• _The request_:
The exercise asks you to copy every line below in which "GIRLS" appears.

• _Dataset extract_:
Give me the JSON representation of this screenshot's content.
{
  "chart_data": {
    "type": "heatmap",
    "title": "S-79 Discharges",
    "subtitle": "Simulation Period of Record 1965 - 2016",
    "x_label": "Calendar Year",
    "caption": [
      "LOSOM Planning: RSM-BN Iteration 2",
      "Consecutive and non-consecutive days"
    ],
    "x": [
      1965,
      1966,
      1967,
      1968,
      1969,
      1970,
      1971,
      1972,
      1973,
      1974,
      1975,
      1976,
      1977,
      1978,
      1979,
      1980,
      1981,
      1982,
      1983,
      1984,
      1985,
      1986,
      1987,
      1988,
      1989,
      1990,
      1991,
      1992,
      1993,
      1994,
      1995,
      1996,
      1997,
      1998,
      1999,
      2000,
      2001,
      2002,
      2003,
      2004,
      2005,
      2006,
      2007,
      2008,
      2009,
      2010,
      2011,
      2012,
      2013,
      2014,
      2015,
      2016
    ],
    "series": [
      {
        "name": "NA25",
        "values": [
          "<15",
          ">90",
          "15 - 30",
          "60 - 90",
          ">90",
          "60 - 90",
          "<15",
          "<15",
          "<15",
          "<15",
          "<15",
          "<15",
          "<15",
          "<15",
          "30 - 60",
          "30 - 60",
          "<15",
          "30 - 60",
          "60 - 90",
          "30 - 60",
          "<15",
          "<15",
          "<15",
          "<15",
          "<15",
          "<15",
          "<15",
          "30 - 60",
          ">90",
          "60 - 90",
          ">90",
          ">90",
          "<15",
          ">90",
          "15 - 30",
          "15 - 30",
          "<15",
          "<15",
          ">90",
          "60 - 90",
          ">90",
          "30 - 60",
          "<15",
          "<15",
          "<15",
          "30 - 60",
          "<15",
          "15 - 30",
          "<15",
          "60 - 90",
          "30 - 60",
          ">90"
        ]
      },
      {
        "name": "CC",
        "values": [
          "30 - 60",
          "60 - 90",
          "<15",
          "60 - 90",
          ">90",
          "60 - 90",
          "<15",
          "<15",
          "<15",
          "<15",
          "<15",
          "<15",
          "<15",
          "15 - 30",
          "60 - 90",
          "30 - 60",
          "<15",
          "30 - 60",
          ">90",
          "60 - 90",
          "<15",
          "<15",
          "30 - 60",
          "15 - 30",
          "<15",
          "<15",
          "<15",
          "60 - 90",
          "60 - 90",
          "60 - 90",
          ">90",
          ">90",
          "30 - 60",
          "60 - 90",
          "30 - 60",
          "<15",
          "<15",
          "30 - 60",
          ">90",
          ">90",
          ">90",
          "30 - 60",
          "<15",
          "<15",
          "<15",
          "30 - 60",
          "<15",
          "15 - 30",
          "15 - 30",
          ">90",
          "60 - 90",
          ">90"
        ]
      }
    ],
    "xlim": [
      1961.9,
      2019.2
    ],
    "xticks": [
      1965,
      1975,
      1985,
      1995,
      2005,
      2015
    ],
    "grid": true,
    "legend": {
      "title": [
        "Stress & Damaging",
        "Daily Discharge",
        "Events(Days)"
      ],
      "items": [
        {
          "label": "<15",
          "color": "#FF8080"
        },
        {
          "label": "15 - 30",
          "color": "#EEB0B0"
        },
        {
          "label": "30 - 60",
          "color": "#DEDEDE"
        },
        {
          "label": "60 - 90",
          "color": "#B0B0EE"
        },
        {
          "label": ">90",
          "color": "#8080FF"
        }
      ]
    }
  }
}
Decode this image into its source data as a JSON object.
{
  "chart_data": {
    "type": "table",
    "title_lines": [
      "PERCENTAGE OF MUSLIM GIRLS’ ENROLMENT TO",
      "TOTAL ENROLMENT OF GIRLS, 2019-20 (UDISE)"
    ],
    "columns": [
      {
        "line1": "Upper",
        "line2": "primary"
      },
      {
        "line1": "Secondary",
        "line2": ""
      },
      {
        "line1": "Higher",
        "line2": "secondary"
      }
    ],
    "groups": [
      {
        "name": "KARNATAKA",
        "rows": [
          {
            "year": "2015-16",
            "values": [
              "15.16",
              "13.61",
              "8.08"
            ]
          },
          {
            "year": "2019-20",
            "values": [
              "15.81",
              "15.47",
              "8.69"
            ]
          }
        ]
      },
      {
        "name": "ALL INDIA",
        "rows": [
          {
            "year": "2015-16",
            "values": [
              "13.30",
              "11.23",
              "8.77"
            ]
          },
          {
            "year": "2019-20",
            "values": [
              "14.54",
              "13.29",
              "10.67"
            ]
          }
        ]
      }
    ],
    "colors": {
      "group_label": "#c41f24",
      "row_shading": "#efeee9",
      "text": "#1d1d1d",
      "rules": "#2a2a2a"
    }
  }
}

• _Exercise solution_:
      "PERCENTAGE OF MUSLIM GIRLS’ ENROLMENT TO",
      "TOTAL ENROLMENT OF GIRLS, 2019-20 (UDISE)"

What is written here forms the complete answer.